▶ [Excerpted data]

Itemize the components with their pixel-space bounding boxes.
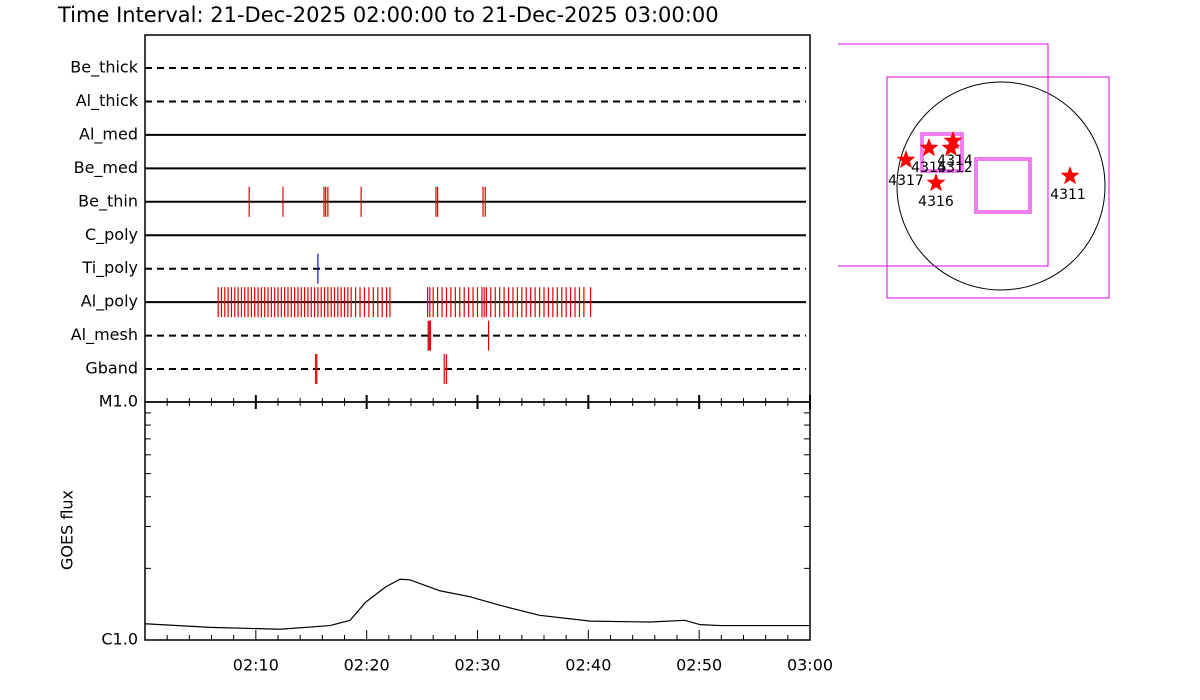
fov-box: [974, 157, 1032, 214]
fov-box: [886, 76, 1110, 299]
ar-star: [1060, 166, 1080, 185]
ar-star: [919, 138, 939, 157]
chart-title: Time Interval: 21-Dec-2025 02:00:00 to 2…: [57, 3, 719, 27]
timeline-frame: [144, 34, 811, 403]
x-tick-label: 02:30: [454, 656, 500, 675]
fov-box: [976, 159, 1030, 212]
row-label: Al_med: [79, 124, 138, 144]
ar-label: 4315: [911, 160, 947, 176]
fov-box: [922, 134, 962, 171]
ar-label: 4317: [888, 173, 924, 189]
fov-box: [838, 43, 1049, 267]
ar-label: 4316: [918, 194, 954, 210]
row-label: Ti_poly: [81, 258, 138, 278]
fov-box: [920, 132, 964, 173]
row-label: Gband: [85, 359, 138, 378]
y-tick-label: C1.0: [101, 630, 138, 649]
ar-label: 4314: [937, 153, 973, 169]
y-axis-label: GOES flux: [58, 490, 77, 570]
row-label: Al_poly: [81, 292, 138, 312]
x-tick-label: 02:50: [676, 656, 722, 675]
ar-label: 4312: [937, 160, 973, 176]
ar-star: [896, 150, 916, 169]
row-label: C_poly: [85, 225, 138, 245]
row-label: Be_med: [74, 158, 138, 178]
x-tick-label: 02:40: [565, 656, 611, 675]
ar-star: [926, 173, 946, 192]
ar-label: 4311: [1050, 187, 1086, 203]
x-tick-label: 02:20: [344, 656, 390, 675]
goes-curve: [144, 578, 810, 630]
x-tick-label: 03:00: [787, 656, 833, 675]
ar-star: [941, 138, 961, 157]
solar-disk: [896, 81, 1106, 291]
row-label: Be_thin: [78, 191, 138, 211]
row-label: Al_thick: [76, 91, 139, 111]
row-label: Be_thick: [70, 58, 138, 78]
row-label: Al_mesh: [71, 325, 138, 345]
goes-frame: [144, 401, 811, 641]
ar-star: [943, 131, 963, 150]
x-tick-label: 02:10: [233, 656, 279, 675]
y-tick-label: M1.0: [99, 392, 138, 411]
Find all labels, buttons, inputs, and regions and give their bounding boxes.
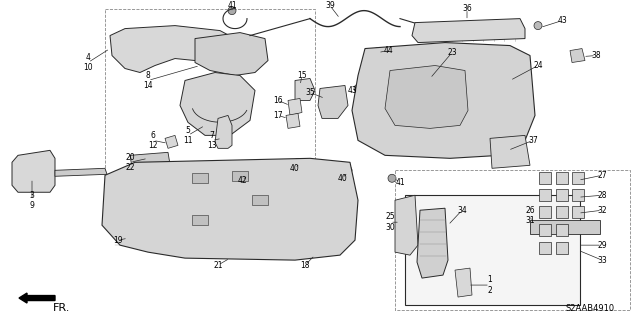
Polygon shape <box>55 168 107 176</box>
Text: S2AAB4910: S2AAB4910 <box>566 303 615 313</box>
Text: 36: 36 <box>462 4 472 13</box>
Text: 29: 29 <box>597 241 607 250</box>
Polygon shape <box>490 135 530 168</box>
Text: 23: 23 <box>447 48 457 57</box>
Polygon shape <box>110 26 235 72</box>
Polygon shape <box>295 78 315 100</box>
Bar <box>530 220 600 234</box>
FancyArrow shape <box>19 293 55 303</box>
Bar <box>572 189 584 201</box>
Bar <box>572 172 584 184</box>
Polygon shape <box>395 195 418 255</box>
Polygon shape <box>352 42 535 158</box>
Bar <box>556 172 568 184</box>
Text: 34: 34 <box>457 206 467 215</box>
Bar <box>192 215 208 225</box>
Bar <box>252 195 268 205</box>
Polygon shape <box>215 115 232 148</box>
Polygon shape <box>286 114 300 128</box>
Text: 5
11: 5 11 <box>183 126 193 145</box>
Bar <box>539 172 551 184</box>
Polygon shape <box>288 99 302 115</box>
Text: 40: 40 <box>290 164 300 173</box>
Text: 7
13: 7 13 <box>207 131 217 150</box>
Polygon shape <box>102 158 358 260</box>
Circle shape <box>344 166 352 174</box>
Text: 25
30: 25 30 <box>385 212 395 232</box>
Text: 8
14: 8 14 <box>143 71 153 90</box>
Text: 27: 27 <box>597 171 607 180</box>
Bar <box>556 242 568 254</box>
Text: 18: 18 <box>300 261 310 270</box>
Text: 3
9: 3 9 <box>29 190 35 210</box>
Polygon shape <box>412 19 525 42</box>
Bar <box>539 242 551 254</box>
Text: 16: 16 <box>273 96 283 105</box>
Circle shape <box>354 85 362 93</box>
Text: 38: 38 <box>591 51 601 60</box>
Text: 1
2: 1 2 <box>488 275 492 295</box>
Text: 44: 44 <box>383 46 393 55</box>
Polygon shape <box>12 150 55 192</box>
Polygon shape <box>318 85 348 118</box>
Text: 37: 37 <box>528 136 538 145</box>
Text: 41: 41 <box>395 178 405 187</box>
Bar <box>539 224 551 236</box>
Bar <box>572 206 584 218</box>
Text: 32: 32 <box>597 206 607 215</box>
Polygon shape <box>385 65 468 128</box>
Text: 26
31: 26 31 <box>525 205 535 225</box>
Bar <box>556 189 568 201</box>
Polygon shape <box>130 152 170 167</box>
Text: 21: 21 <box>213 261 223 270</box>
Polygon shape <box>180 72 255 135</box>
Text: 35: 35 <box>305 88 315 97</box>
Polygon shape <box>455 268 472 297</box>
Bar <box>192 173 208 183</box>
Text: 17: 17 <box>273 111 283 120</box>
Text: 43: 43 <box>347 86 357 95</box>
Text: 39: 39 <box>325 1 335 10</box>
Circle shape <box>388 174 396 182</box>
Bar <box>556 206 568 218</box>
Bar <box>539 206 551 218</box>
Text: 6
12: 6 12 <box>148 131 157 150</box>
Bar <box>395 170 630 310</box>
Polygon shape <box>195 33 268 76</box>
Text: 33: 33 <box>597 256 607 265</box>
Bar <box>105 9 315 183</box>
Bar <box>405 195 580 305</box>
Circle shape <box>373 48 383 57</box>
Circle shape <box>294 158 302 166</box>
Text: 24: 24 <box>533 61 543 70</box>
Text: FR.: FR. <box>53 303 70 313</box>
Bar <box>539 189 551 201</box>
Circle shape <box>534 22 542 30</box>
Bar <box>232 171 248 181</box>
Text: 19: 19 <box>113 236 123 245</box>
Text: 41: 41 <box>227 1 237 10</box>
Text: 40: 40 <box>337 174 347 183</box>
Polygon shape <box>570 48 585 63</box>
Polygon shape <box>417 208 448 278</box>
Text: 15: 15 <box>297 71 307 80</box>
Text: 28: 28 <box>597 191 607 200</box>
Text: 42: 42 <box>237 176 247 185</box>
Text: 4
10: 4 10 <box>83 53 93 72</box>
Text: 20
22: 20 22 <box>125 152 135 172</box>
Text: 43: 43 <box>557 16 567 25</box>
Circle shape <box>228 7 236 15</box>
Circle shape <box>243 167 253 177</box>
Polygon shape <box>165 135 178 148</box>
Bar <box>556 224 568 236</box>
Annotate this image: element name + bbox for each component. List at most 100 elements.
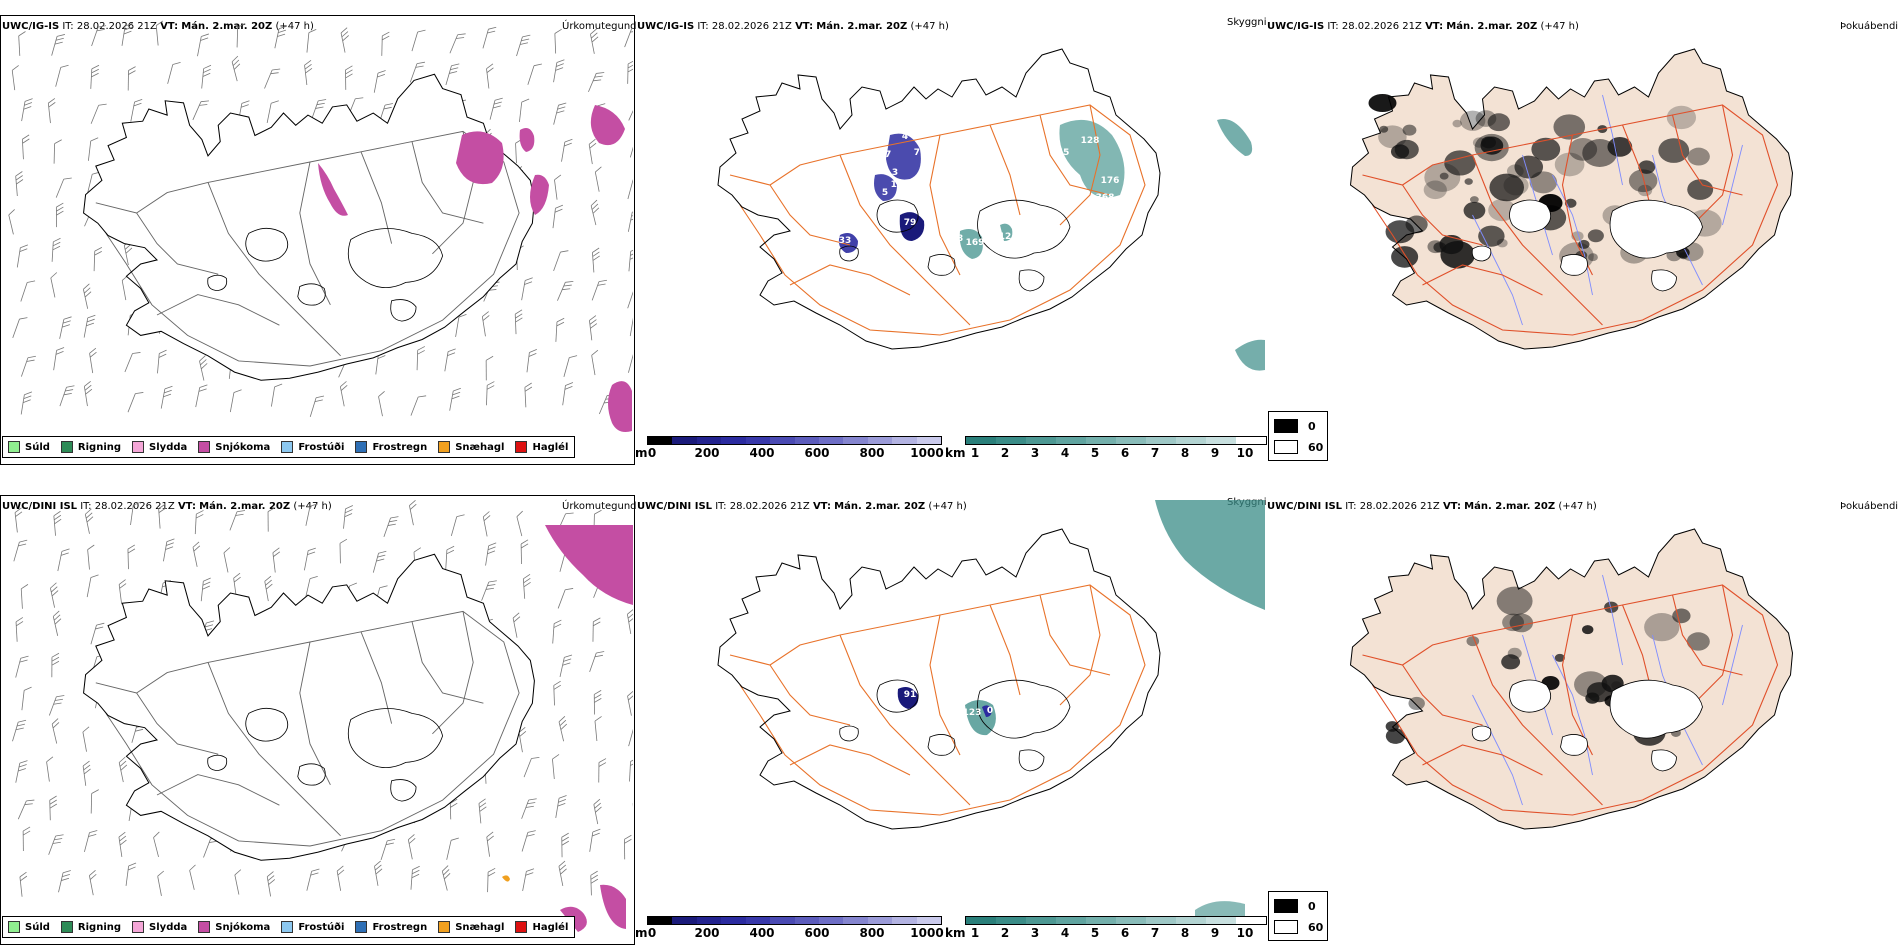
wind-barb <box>90 103 107 124</box>
barb-feather <box>487 584 496 587</box>
barb-feather <box>203 577 211 582</box>
barb-feather <box>23 106 32 110</box>
barb-staff <box>526 352 530 373</box>
legend-item-7: Haglél <box>515 441 568 453</box>
barb-staff <box>51 723 58 744</box>
barb-feather <box>159 349 167 354</box>
model-name: UWC/IG-IS <box>2 21 60 32</box>
barb-feather <box>158 503 166 509</box>
barb-feather <box>22 134 30 140</box>
barb-feather <box>24 102 33 106</box>
colorbar-bin <box>818 917 844 924</box>
wind-barb <box>52 610 62 636</box>
barb-feather <box>487 867 496 873</box>
barb-feather <box>15 617 24 623</box>
legend-label: Súld <box>25 921 50 933</box>
barb-feather <box>552 754 560 760</box>
barb-feather <box>14 507 22 513</box>
barb-staff <box>555 321 558 342</box>
fog-cell <box>1588 253 1598 262</box>
wind-barb <box>527 63 542 85</box>
wind-barb <box>194 510 204 535</box>
barb-staff <box>201 68 205 89</box>
barb-staff <box>306 32 310 53</box>
visibility-colorbar: km 1 2 3 4 5 6 7 8 9 10 <box>945 436 1267 466</box>
barb-feather <box>556 63 564 67</box>
wind-barb <box>589 315 598 341</box>
barb-feather <box>561 836 569 842</box>
colorbar-tick: 0 <box>647 926 657 940</box>
wind-barb <box>485 355 494 381</box>
barb-staff <box>200 581 204 602</box>
barb-staff <box>203 838 211 858</box>
road-line <box>156 774 280 806</box>
barb-feather <box>553 623 562 628</box>
colorbar-bin <box>843 437 868 444</box>
barb-staff <box>553 105 559 125</box>
barb-staff <box>124 353 133 373</box>
colorbar-tick: 10 <box>1236 446 1254 460</box>
barb-feather <box>82 760 90 767</box>
barb-feather <box>56 34 65 37</box>
barb-feather <box>561 832 569 838</box>
barb-feather <box>528 352 537 357</box>
barb-feather <box>128 70 136 75</box>
wind-barb <box>306 28 317 53</box>
barb-feather <box>20 655 29 659</box>
barb-feather <box>590 28 597 35</box>
swatch <box>1274 899 1298 913</box>
legend-swatch <box>198 441 211 453</box>
wind-barb <box>51 652 60 678</box>
barb-feather <box>62 870 71 874</box>
barb-feather <box>15 175 23 181</box>
colorbar-strip <box>965 436 1267 445</box>
colorbar-bin <box>867 917 893 924</box>
colorbar-bin <box>892 437 917 444</box>
visibility-panel-bottom: UWC/DINI ISL IT: 28.02.2026 21Z VT: Mán.… <box>635 480 1267 950</box>
colorbar-bin <box>1116 437 1146 444</box>
barb-feather <box>26 799 35 802</box>
barb-feather <box>488 580 497 583</box>
barb-feather <box>153 831 160 838</box>
barb-feather <box>165 546 174 550</box>
barb-feather <box>630 30 633 33</box>
wind-barb <box>487 867 496 893</box>
wind-barb <box>561 832 570 858</box>
legend-swatch <box>515 441 528 453</box>
barb-staff <box>17 800 27 820</box>
barb-staff <box>409 63 418 83</box>
barb-feather <box>16 179 24 185</box>
barb-feather <box>8 209 15 216</box>
glacier-outline <box>1018 269 1045 292</box>
wind-barb <box>304 60 313 86</box>
barb-staff <box>264 69 273 89</box>
it-label: IT: <box>1345 501 1357 512</box>
wind-barb <box>339 381 348 407</box>
barb-staff <box>118 837 123 857</box>
barb-feather <box>493 101 502 105</box>
barb-feather <box>50 272 58 279</box>
land-fill <box>1350 529 1793 829</box>
road-line <box>156 294 280 326</box>
glacier-outline <box>876 679 919 713</box>
vt-label: VT: <box>177 501 196 512</box>
barb-feather <box>189 864 196 871</box>
wind-barb <box>51 718 60 744</box>
barb-feather <box>60 64 69 68</box>
barb-feather <box>628 694 633 701</box>
barb-staff <box>627 212 633 232</box>
snow-area <box>590 105 625 146</box>
barb-feather <box>62 873 70 878</box>
barb-feather <box>522 34 531 38</box>
barb-feather <box>128 862 137 867</box>
visibility-label: 12 <box>999 232 1012 242</box>
barb-staff <box>410 396 419 416</box>
legend-swatch <box>132 441 145 453</box>
barb-staff <box>373 72 379 93</box>
wind-barb <box>55 64 69 87</box>
barb-staff <box>83 317 89 338</box>
barb-feather <box>199 355 206 362</box>
barb-staff <box>559 657 565 678</box>
land-fill <box>718 49 1160 349</box>
barb-feather <box>553 619 562 624</box>
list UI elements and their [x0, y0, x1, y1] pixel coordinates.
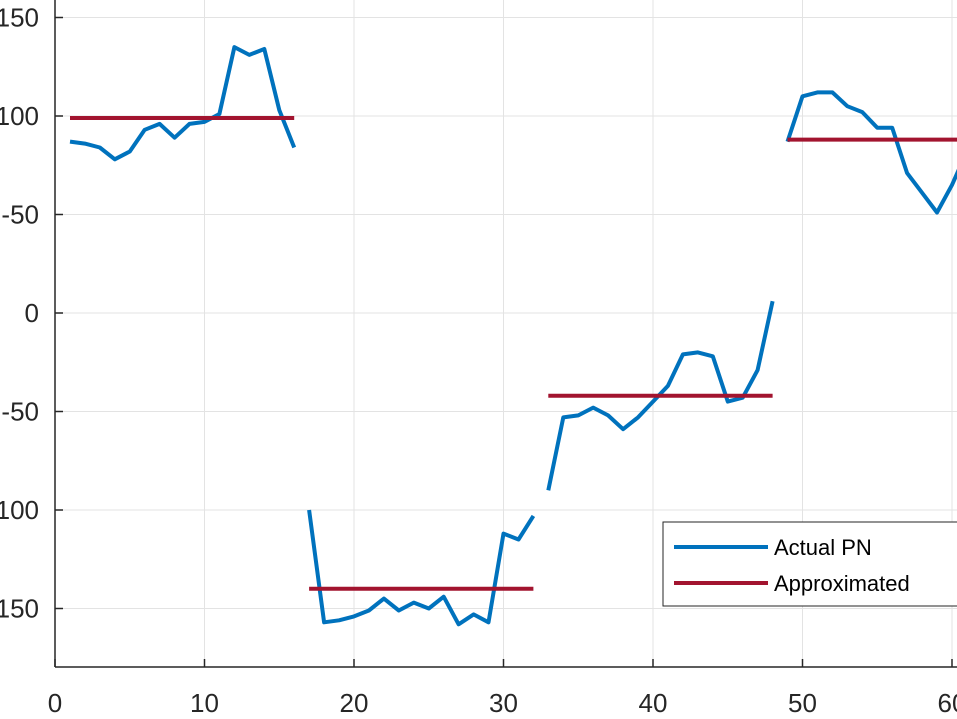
y-tick-label--100: -100 — [0, 495, 39, 525]
y-tick-label--150: -150 — [0, 594, 39, 624]
x-tick-label-20: 20 — [340, 688, 369, 718]
x-tick-label-0: 0 — [48, 688, 62, 718]
y-tick-label-50: -50 — [1, 200, 39, 230]
legend-box — [662, 521, 957, 607]
series-actual-pn-segment-2 — [307, 509, 536, 627]
y-tick-label-0: 0 — [25, 298, 39, 328]
legend: Actual PN Approximated — [662, 521, 957, 607]
legend-label-actual-pn: Actual PN — [774, 535, 872, 560]
x-tick-label-40: 40 — [639, 688, 668, 718]
series-actual-pn-segment-4 — [785, 90, 957, 215]
x-tick-label-50: 50 — [788, 688, 817, 718]
x-tick-label-10: 10 — [190, 688, 219, 718]
series-layer — [69, 45, 957, 627]
legend-label-approximated: Approximated — [774, 571, 910, 596]
x-tick-label-30: 30 — [489, 688, 518, 718]
axes — [54, 0, 957, 668]
tick-labels: 0 10 20 30 40 50 60 -150 -100 -50 0 -50 -100 -150 — [0, 3, 957, 719]
y-tick-label--50: -50 — [1, 397, 39, 427]
x-tick-label-60: 60 — [938, 688, 957, 718]
series-actual-pn-segment-1 — [69, 45, 297, 162]
y-tick-label-100: -100 — [0, 101, 39, 131]
y-tick-label-150: -150 — [0, 3, 39, 33]
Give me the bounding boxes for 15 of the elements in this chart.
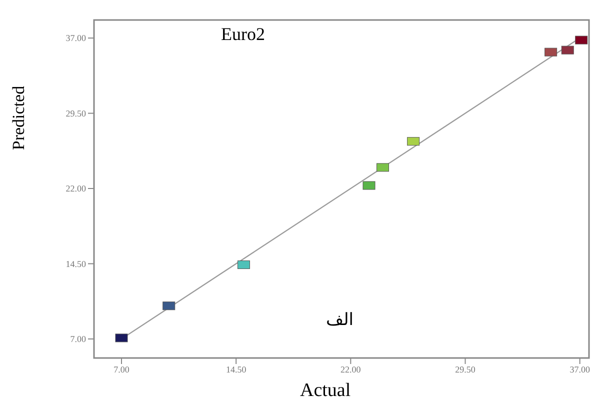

▶ [Given request] Reproduce verbatim the lines of the items from the one containing "fov-box: [974, 157, 1032, 214]" through the one containing "row-label: Gband: [85, 359, 138, 378]", inclusive.

▶ [Complete output]
fov-box: [974, 157, 1032, 214]
fov-box: [886, 76, 1110, 299]
ar-star: [1060, 166, 1080, 185]
ar-star: [919, 138, 939, 157]
chart-title: Time Interval: 21-Dec-2025 02:00:00 to 2…: [57, 3, 719, 27]
timeline-frame: [144, 34, 811, 403]
x-tick-label: 02:30: [454, 656, 500, 675]
fov-box: [976, 159, 1030, 212]
row-label: Al_med: [79, 124, 138, 144]
ar-label: 4315: [911, 160, 947, 176]
fov-box: [922, 134, 962, 171]
ar-label: 4317: [888, 173, 924, 189]
fov-box: [838, 43, 1049, 267]
ar-label: 4316: [918, 194, 954, 210]
row-label: Ti_poly: [81, 258, 138, 278]
fov-box: [920, 132, 964, 173]
row-label: Gband: [85, 359, 138, 378]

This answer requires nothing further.